__Your tasks__
1. According to the BodyNet sticker text, how long did the sensors take to make?
2. Do these statements agree with the BodyNet sticker text? Answer yes or no for each and quote the deciding words. (a) The receiver for the stickers sits on the clothing. (b) The receiver works without a battery. (c) The stickers currently produce temperature readings.
3. Please copy the part of the BodyNet sticker text that begins with "For now, the" and stops after "their antenna systems.", and switch "respiration" to "breathing".

__Text section__
— BEGIN —
The sensors were three years in the making. The ultimate goal was to develop a technology that would be comfortable to wear while having no circuits that would prevent the stickers from stretching with the skin.
To achieve this the team used a variation of the RFID technology. RFID or radiofrequency identification is what enables keyless entry to locked rooms.
When an ID card is held up to an RFID receiver, an antenna in the ID card harvests RFID energy from the receiver and uses this to generate a code that it then beams back to the receiver. BodyNet stickers function like these ID cards.
They have an antenna that harvests a bit of the incoming RFID energy from a receiver on the clothing to power its sensors. They then take readings from the skin and beam them back to the nearby receiver.
As such, the researchers had to deal with one key complication. They needed an antenna that could stretch and bend like skin.
A new type of RFID
To bypass this obstacle, they screen-printing metallic ink on a rubber sticker. "However, whenever the antenna bent or stretched, those movements made its signal too weak and unstable to be useful.
To get around this problem, the Stanford researchers developed a new type of RFID system that could beam strong and accurate signals to the receiver despite constant fluctuations. The battery-powered receiver then uses Bluetooth to periodically upload data from the stickers to a smartphone, computer or other permanent storage system," said Stanford's press release.
For now, the stickers produce respiration and pulse readings but the team hopes to integrate sweat, temperature and other sensors into their antenna systems.
The study is published in the journal Nature Electronics.
— END —
__Extracted records__
— BEGIN —
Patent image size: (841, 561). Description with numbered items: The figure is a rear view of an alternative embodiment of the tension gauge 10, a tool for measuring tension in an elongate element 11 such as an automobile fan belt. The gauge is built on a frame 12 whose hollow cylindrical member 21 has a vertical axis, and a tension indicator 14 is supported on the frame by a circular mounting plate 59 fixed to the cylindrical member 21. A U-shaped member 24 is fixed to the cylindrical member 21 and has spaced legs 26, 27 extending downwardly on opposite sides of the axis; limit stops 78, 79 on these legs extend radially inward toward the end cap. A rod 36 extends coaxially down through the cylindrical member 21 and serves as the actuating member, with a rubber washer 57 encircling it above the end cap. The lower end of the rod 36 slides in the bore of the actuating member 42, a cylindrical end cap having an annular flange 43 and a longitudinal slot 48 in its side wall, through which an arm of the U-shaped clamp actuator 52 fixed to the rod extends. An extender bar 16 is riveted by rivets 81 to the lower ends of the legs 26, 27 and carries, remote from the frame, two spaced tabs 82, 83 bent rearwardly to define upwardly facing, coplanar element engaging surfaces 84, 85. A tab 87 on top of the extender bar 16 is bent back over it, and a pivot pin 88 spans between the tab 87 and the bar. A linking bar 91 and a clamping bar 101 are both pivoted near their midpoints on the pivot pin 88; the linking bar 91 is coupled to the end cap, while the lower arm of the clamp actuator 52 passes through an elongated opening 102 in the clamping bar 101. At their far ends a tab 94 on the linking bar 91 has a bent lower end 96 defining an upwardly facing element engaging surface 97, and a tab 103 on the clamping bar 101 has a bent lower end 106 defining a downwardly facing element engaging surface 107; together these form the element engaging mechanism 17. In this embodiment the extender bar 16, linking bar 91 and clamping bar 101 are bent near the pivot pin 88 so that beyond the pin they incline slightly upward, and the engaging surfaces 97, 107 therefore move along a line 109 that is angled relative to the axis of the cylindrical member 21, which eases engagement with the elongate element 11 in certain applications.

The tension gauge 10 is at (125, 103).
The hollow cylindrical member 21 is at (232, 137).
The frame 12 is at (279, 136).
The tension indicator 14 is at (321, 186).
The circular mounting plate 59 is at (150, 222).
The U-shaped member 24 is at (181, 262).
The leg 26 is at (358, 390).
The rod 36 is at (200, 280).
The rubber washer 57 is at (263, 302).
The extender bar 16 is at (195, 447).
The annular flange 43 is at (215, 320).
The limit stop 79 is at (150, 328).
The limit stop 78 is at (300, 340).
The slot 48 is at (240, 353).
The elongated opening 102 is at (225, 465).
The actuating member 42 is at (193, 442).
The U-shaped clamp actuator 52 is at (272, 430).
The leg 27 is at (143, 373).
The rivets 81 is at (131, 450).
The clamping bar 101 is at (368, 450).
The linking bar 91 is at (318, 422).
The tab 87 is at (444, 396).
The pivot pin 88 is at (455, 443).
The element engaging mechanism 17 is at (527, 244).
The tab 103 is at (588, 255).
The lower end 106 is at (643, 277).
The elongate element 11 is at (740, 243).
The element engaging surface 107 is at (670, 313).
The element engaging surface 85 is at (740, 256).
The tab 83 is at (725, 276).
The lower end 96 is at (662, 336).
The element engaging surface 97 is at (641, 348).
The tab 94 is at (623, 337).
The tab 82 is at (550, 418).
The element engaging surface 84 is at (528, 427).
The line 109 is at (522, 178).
— END —
__Worked solutions__
1. Three years.

2.
(a) Yes: "a receiver on the clothing"
(b) No: "The battery-powered receiver"
(c) No: "For now, the stickers produce respiration and pulse readings"

3.
For now, the stickers produce breathing and pulse readings but the team hopes to integrate sweat, temperature and other sensors into their antenna systems.